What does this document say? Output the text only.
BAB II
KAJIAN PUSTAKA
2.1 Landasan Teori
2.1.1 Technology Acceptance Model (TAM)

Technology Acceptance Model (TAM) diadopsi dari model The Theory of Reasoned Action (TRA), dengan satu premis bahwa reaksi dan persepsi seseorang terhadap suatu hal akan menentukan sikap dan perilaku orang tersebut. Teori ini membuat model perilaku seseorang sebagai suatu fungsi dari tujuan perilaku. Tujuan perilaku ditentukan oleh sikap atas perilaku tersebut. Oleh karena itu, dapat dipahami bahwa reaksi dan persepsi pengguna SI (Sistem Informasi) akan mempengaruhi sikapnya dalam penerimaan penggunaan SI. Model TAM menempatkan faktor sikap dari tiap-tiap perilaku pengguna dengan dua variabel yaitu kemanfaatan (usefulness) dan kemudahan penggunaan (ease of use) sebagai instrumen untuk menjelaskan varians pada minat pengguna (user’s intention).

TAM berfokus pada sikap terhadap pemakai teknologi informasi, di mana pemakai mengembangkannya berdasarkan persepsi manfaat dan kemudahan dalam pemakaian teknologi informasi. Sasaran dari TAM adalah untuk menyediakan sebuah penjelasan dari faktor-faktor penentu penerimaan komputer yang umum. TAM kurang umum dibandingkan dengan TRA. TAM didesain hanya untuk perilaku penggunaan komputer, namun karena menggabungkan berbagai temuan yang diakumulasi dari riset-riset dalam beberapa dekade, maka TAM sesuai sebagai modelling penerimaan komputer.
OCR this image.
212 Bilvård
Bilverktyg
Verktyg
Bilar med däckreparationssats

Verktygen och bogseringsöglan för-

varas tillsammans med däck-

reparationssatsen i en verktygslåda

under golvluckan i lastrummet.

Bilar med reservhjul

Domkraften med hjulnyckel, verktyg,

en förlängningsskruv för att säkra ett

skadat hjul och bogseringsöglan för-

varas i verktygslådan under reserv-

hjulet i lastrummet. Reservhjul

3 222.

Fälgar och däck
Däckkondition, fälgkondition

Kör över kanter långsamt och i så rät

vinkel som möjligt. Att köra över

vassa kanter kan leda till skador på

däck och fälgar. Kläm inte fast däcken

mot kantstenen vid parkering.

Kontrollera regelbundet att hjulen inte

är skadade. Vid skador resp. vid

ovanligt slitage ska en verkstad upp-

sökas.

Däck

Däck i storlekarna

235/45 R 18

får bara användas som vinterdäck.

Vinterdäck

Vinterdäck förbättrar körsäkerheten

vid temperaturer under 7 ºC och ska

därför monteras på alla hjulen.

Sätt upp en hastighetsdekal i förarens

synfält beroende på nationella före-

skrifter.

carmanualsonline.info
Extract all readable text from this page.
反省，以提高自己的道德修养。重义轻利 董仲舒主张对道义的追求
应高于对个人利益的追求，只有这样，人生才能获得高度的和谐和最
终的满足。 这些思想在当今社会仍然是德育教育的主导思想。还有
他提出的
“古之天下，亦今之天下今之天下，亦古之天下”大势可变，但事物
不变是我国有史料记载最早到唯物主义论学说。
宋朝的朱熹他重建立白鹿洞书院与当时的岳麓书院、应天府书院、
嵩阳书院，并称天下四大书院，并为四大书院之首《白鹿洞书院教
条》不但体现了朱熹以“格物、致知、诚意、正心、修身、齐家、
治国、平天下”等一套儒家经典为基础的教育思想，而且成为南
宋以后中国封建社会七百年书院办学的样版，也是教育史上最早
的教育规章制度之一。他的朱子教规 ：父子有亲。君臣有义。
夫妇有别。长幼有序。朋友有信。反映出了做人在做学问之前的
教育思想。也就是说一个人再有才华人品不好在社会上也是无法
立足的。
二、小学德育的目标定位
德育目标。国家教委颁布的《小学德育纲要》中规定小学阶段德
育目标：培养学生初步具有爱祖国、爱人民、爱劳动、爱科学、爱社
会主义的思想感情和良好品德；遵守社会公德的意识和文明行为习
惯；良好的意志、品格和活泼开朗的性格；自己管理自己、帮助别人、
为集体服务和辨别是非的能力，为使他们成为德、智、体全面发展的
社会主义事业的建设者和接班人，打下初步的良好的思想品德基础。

========================================================================

Task details: Repeat the material above in full, keeping every word.

Answer for this exercise:
What does this document say? Output the text only.
BAB II
KAJIAN PUSTAKA
2.1 Landasan Teori
2.1.1 Technology Acceptance Model (TAM)

Technology Acceptance Model (TAM) diadopsi dari model The Theory of Reasoned Action (TRA), dengan satu premis bahwa reaksi dan persepsi seseorang terhadap suatu hal akan menentukan sikap dan perilaku orang tersebut. Teori ini membuat model perilaku seseorang sebagai suatu fungsi dari tujuan perilaku. Tujuan perilaku ditentukan oleh sikap atas perilaku tersebut. Oleh karena itu, dapat dipahami bahwa reaksi dan persepsi pengguna SI (Sistem Informasi) akan mempengaruhi sikapnya dalam penerimaan penggunaan SI. Model TAM menempatkan faktor sikap dari tiap-tiap perilaku pengguna dengan dua variabel yaitu kemanfaatan (usefulness) dan kemudahan penggunaan (ease of use) sebagai instrumen untuk menjelaskan varians pada minat pengguna (user’s intention).

TAM berfokus pada sikap terhadap pemakai teknologi informasi, di mana pemakai mengembangkannya berdasarkan persepsi manfaat dan kemudahan dalam pemakaian teknologi informasi. Sasaran dari TAM adalah untuk menyediakan sebuah penjelasan dari faktor-faktor penentu penerimaan komputer yang umum. TAM kurang umum dibandingkan dengan TRA. TAM didesain hanya untuk perilaku penggunaan komputer, namun karena menggabungkan berbagai temuan yang diakumulasi dari riset-riset dalam beberapa dekade, maka TAM sesuai sebagai modelling penerimaan komputer.
OCR this image.
212 Bilvård
Bilverktyg
Verktyg
Bilar med däckreparationssats

Verktygen och bogseringsöglan för-

varas tillsammans med däck-

reparationssatsen i en verktygslåda

under golvluckan i lastrummet.

Bilar med reservhjul

Domkraften med hjulnyckel, verktyg,

en förlängningsskruv för att säkra ett

skadat hjul och bogseringsöglan för-

varas i verktygslådan under reserv-

hjulet i lastrummet. Reservhjul

3 222.

Fälgar och däck
Däckkondition, fälgkondition

Kör över kanter långsamt och i så rät

vinkel som möjligt. Att köra över

vassa kanter kan leda till skador på

däck och fälgar. Kläm inte fast däcken

mot kantstenen vid parkering.

Kontrollera regelbundet att hjulen inte

är skadade. Vid skador resp. vid

ovanligt slitage ska en verkstad upp-

sökas.

Däck

Däck i storlekarna

235/45 R 18

får bara användas som vinterdäck.

Vinterdäck

Vinterdäck förbättrar körsäkerheten

vid temperaturer under 7 ºC och ska

därför monteras på alla hjulen.

Sätt upp en hastighetsdekal i förarens

synfält beroende på nationella före-

skrifter.

carmanualsonline.info
Extract all readable text from this page.
反省，以提高自己的道德修养。重义轻利 董仲舒主张对道义的追求
应高于对个人利益的追求，只有这样，人生才能获得高度的和谐和最
终的满足。 这些思想在当今社会仍然是德育教育的主导思想。还有
他提出的
“古之天下，亦今之天下今之天下，亦古之天下”大势可变，但事物
不变是我国有史料记载最早到唯物主义论学说。
宋朝的朱熹他重建立白鹿洞书院与当时的岳麓书院、应天府书院、
嵩阳书院，并称天下四大书院，并为四大书院之首《白鹿洞书院教
条》不但体现了朱熹以“格物、致知、诚意、正心、修身、齐家、
治国、平天下”等一套儒家经典为基础的教育思想，而且成为南
宋以后中国封建社会七百年书院办学的样版，也是教育史上最早
的教育规章制度之一。他的朱子教规 ：父子有亲。君臣有义。
夫妇有别。长幼有序。朋友有信。反映出了做人在做学问之前的
教育思想。也就是说一个人再有才华人品不好在社会上也是无法
立足的。
二、小学德育的目标定位
德育目标。国家教委颁布的《小学德育纲要》中规定小学阶段德
育目标：培养学生初步具有爱祖国、爱人民、爱劳动、爱科学、爱社
会主义的思想感情和良好品德；遵守社会公德的意识和文明行为习
惯；良好的意志、品格和活泼开朗的性格；自己管理自己、帮助别人、
为集体服务和辨别是非的能力，为使他们成为德、智、体全面发展的
社会主义事业的建设者和接班人，打下初步的良好的思想品德基础。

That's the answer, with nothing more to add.